--- Begin Data section ---

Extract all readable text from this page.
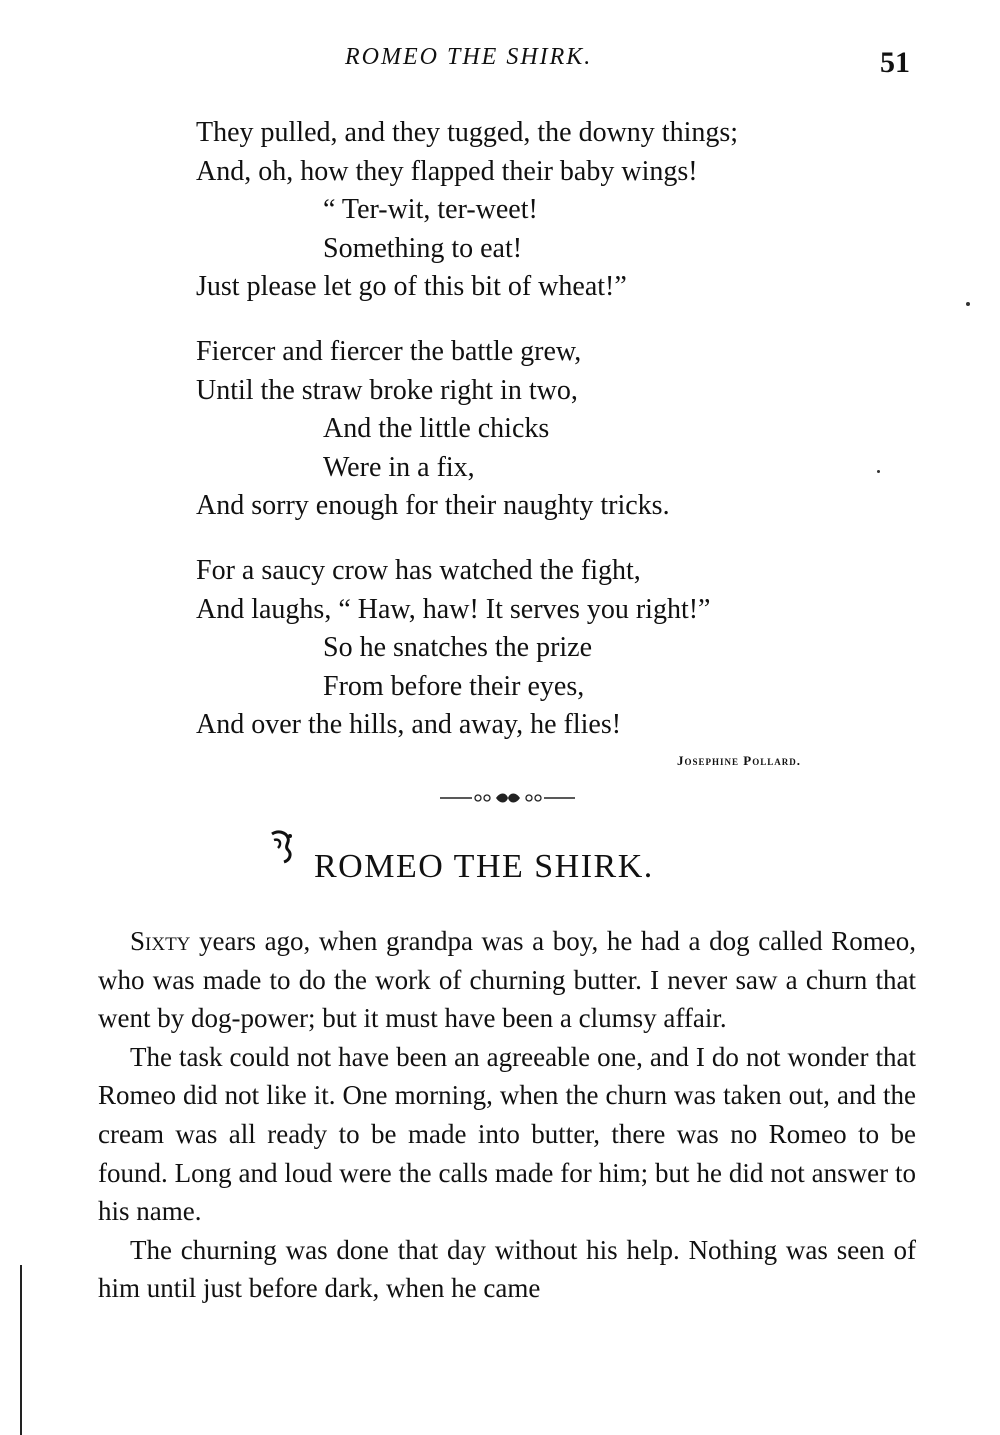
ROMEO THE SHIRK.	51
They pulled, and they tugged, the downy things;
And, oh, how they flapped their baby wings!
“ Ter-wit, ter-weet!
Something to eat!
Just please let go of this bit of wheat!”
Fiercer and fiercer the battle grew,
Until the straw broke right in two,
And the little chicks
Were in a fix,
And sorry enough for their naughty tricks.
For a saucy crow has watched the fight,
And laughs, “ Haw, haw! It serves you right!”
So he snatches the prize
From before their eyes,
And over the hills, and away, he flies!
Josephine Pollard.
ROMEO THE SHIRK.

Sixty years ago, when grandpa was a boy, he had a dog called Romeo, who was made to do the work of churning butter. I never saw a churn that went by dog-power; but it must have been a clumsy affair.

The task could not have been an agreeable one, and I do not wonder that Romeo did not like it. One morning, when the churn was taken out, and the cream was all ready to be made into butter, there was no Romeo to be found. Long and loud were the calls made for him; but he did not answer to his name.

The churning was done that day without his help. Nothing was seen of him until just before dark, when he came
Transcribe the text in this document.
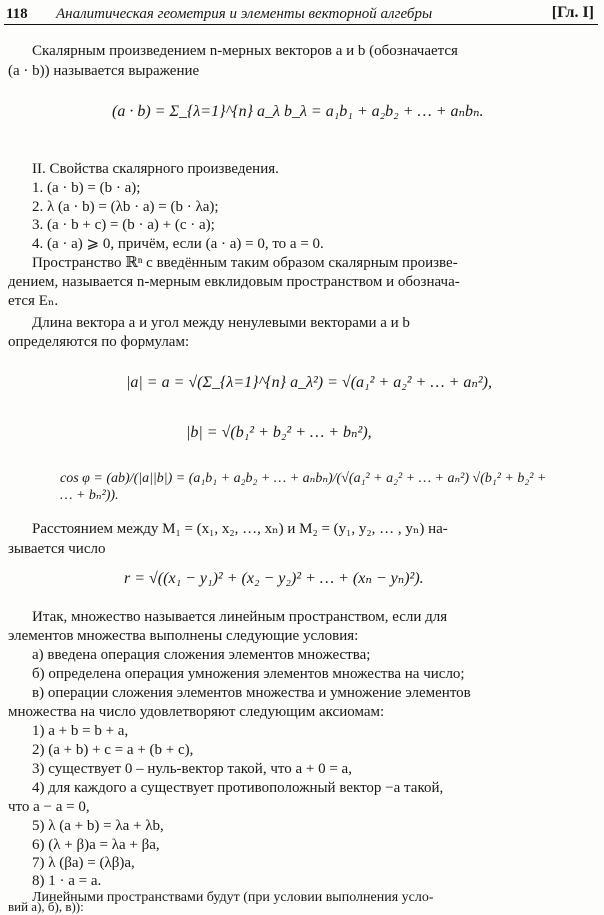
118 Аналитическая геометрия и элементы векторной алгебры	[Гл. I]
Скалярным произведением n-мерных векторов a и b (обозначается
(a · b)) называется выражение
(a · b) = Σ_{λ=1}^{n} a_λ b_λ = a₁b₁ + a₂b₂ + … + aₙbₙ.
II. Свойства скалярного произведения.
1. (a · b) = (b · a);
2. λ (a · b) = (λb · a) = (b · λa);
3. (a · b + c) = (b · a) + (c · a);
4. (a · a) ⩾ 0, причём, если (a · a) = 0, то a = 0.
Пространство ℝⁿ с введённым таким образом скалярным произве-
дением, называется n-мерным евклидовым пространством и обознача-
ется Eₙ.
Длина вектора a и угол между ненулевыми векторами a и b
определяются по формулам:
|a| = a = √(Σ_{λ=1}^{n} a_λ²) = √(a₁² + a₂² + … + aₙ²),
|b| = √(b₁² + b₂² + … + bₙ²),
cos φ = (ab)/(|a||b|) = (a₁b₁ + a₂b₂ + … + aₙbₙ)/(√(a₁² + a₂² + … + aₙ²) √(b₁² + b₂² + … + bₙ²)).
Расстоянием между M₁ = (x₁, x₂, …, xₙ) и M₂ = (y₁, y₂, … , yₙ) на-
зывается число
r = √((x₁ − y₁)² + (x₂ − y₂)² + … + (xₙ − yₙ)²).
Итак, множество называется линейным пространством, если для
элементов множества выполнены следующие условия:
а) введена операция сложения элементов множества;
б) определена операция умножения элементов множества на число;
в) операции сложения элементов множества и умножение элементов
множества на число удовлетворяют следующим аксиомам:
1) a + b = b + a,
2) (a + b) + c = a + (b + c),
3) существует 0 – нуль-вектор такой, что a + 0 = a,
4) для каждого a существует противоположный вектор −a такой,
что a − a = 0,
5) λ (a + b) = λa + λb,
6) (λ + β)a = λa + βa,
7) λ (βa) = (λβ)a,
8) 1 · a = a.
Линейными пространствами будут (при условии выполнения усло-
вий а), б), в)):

--- End Data section ---

> _Written request_
The entries above should be reproduced exactly, without their pictures.

> _Exercise response_
Extract all readable text from this page.
ROMEO THE SHIRK.	51
They pulled, and they tugged, the downy things;
And, oh, how they flapped their baby wings!
“ Ter-wit, ter-weet!
Something to eat!
Just please let go of this bit of wheat!”
Fiercer and fiercer the battle grew,
Until the straw broke right in two,
And the little chicks
Were in a fix,
And sorry enough for their naughty tricks.
For a saucy crow has watched the fight,
And laughs, “ Haw, haw! It serves you right!”
So he snatches the prize
From before their eyes,
And over the hills, and away, he flies!
Josephine Pollard.
ROMEO THE SHIRK.

Sixty years ago, when grandpa was a boy, he had a dog called Romeo, who was made to do the work of churning butter. I never saw a churn that went by dog-power; but it must have been a clumsy affair.

The task could not have been an agreeable one, and I do not wonder that Romeo did not like it. One morning, when the churn was taken out, and the cream was all ready to be made into butter, there was no Romeo to be found. Long and loud were the calls made for him; but he did not answer to his name.

The churning was done that day without his help. Nothing was seen of him until just before dark, when he came
Transcribe the text in this document.
118 Аналитическая геометрия и элементы векторной алгебры	[Гл. I]
Скалярным произведением n-мерных векторов a и b (обозначается
(a · b)) называется выражение
(a · b) = Σ_{λ=1}^{n} a_λ b_λ = a₁b₁ + a₂b₂ + … + aₙbₙ.
II. Свойства скалярного произведения.
1. (a · b) = (b · a);
2. λ (a · b) = (λb · a) = (b · λa);
3. (a · b + c) = (b · a) + (c · a);
4. (a · a) ⩾ 0, причём, если (a · a) = 0, то a = 0.
Пространство ℝⁿ с введённым таким образом скалярным произве-
дением, называется n-мерным евклидовым пространством и обознача-
ется Eₙ.
Длина вектора a и угол между ненулевыми векторами a и b
определяются по формулам:
|a| = a = √(Σ_{λ=1}^{n} a_λ²) = √(a₁² + a₂² + … + aₙ²),
|b| = √(b₁² + b₂² + … + bₙ²),
cos φ = (ab)/(|a||b|) = (a₁b₁ + a₂b₂ + … + aₙbₙ)/(√(a₁² + a₂² + … + aₙ²) √(b₁² + b₂² + … + bₙ²)).
Расстоянием между M₁ = (x₁, x₂, …, xₙ) и M₂ = (y₁, y₂, … , yₙ) на-
зывается число
r = √((x₁ − y₁)² + (x₂ − y₂)² + … + (xₙ − yₙ)²).
Итак, множество называется линейным пространством, если для
элементов множества выполнены следующие условия:
а) введена операция сложения элементов множества;
б) определена операция умножения элементов множества на число;
в) операции сложения элементов множества и умножение элементов
множества на число удовлетворяют следующим аксиомам:
1) a + b = b + a,
2) (a + b) + c = a + (b + c),
3) существует 0 – нуль-вектор такой, что a + 0 = a,
4) для каждого a существует противоположный вектор −a такой,
что a − a = 0,
5) λ (a + b) = λa + λb,
6) (λ + β)a = λa + βa,
7) λ (βa) = (λβ)a,
8) 1 · a = a.
Линейными пространствами будут (при условии выполнения усло-
вий а), б), в)):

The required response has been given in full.